- Written instruction: State only how many lines contain the string "JSON".

Entries from a dataset
** BEGIN **
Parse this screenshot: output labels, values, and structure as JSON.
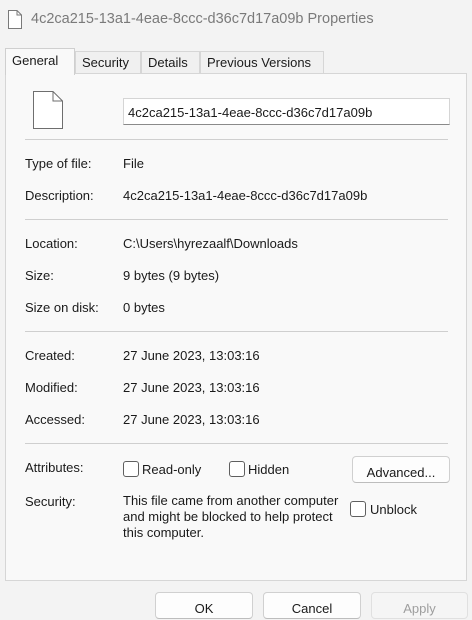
{
  "window": {
    "title": "4c2ca215-13a1-4eae-8ccc-d36c7d17a09b Properties"
  },
  "tabs": [
    {
      "label": "General",
      "active": true
    },
    {
      "label": "Security",
      "active": false
    },
    {
      "label": "Details",
      "active": false
    },
    {
      "label": "Previous Versions",
      "active": false
    }
  ],
  "general": {
    "file_name": "4c2ca215-13a1-4eae-8ccc-d36c7d17a09b",
    "type_label": "Type of file:",
    "type_value": "File",
    "description_label": "Description:",
    "description_value": "4c2ca215-13a1-4eae-8ccc-d36c7d17a09b",
    "location_label": "Location:",
    "location_value": "C:\\Users\\hyrezaalf\\Downloads",
    "size_label": "Size:",
    "size_value": "9 bytes (9 bytes)",
    "size_on_disk_label": "Size on disk:",
    "size_on_disk_value": "0 bytes",
    "created_label": "Created:",
    "created_value": "27 June 2023, 13:03:16",
    "modified_label": "Modified:",
    "modified_value": "27 June 2023, 13:03:16",
    "accessed_label": "Accessed:",
    "accessed_value": "27 June 2023, 13:03:16",
    "attributes_label": "Attributes:",
    "readonly_label": "Read-only",
    "readonly_checked": false,
    "hidden_label": "Hidden",
    "hidden_checked": false,
    "advanced_label": "Advanced...",
    "security_label": "Security:",
    "security_text": "This file came from another computer and might be blocked to help protect this computer.",
    "unblock_label": "Unblock",
    "unblock_checked": false
  },
  "buttons": {
    "ok": "OK",
    "cancel": "Cancel",
    "apply": "Apply"
  },
  "icons": {
    "title": "file-icon",
    "file": "file-icon"
  },
  "colors": {
    "window_bg": "#f3f3f3",
    "panel_bg": "#f9f9f9",
    "border": "#d6d6d6",
    "disabled_text": "#9e9e9e"
  }
}
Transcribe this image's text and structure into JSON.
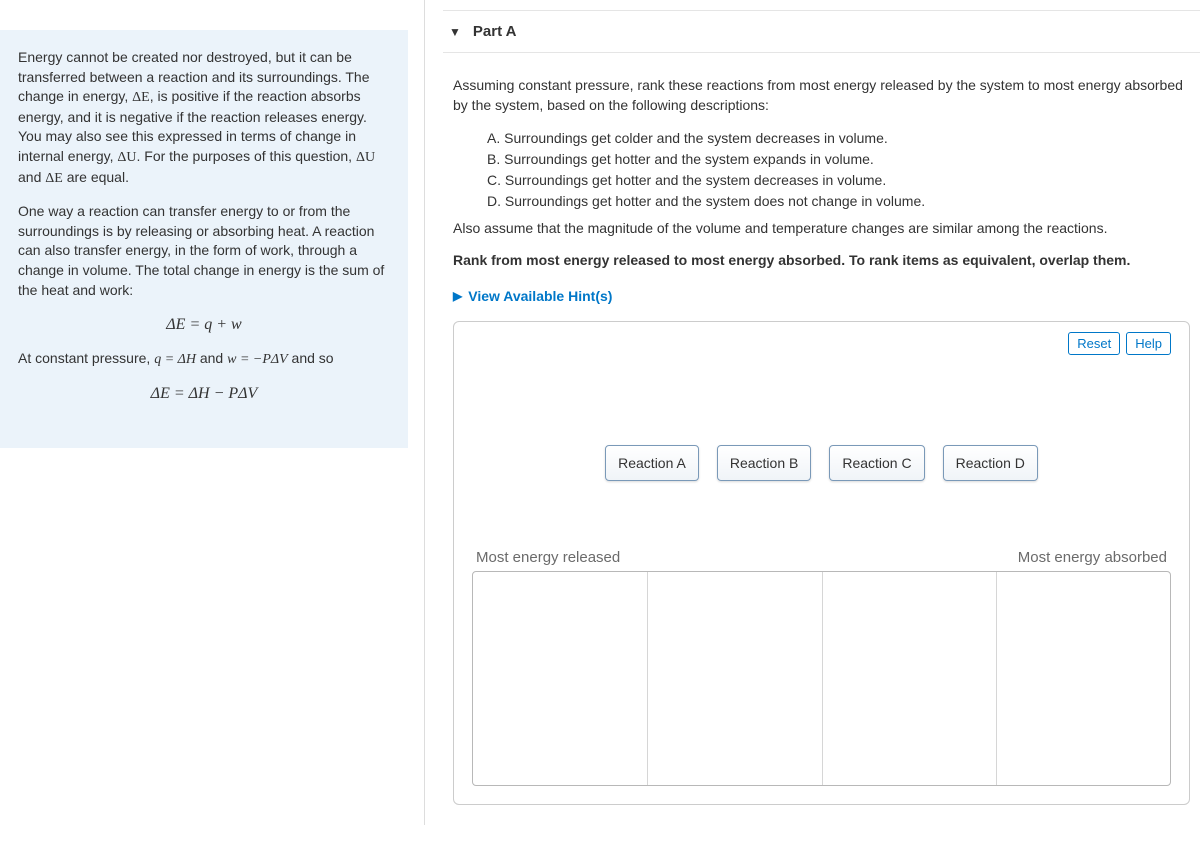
** END **
- Answer to the problem: 2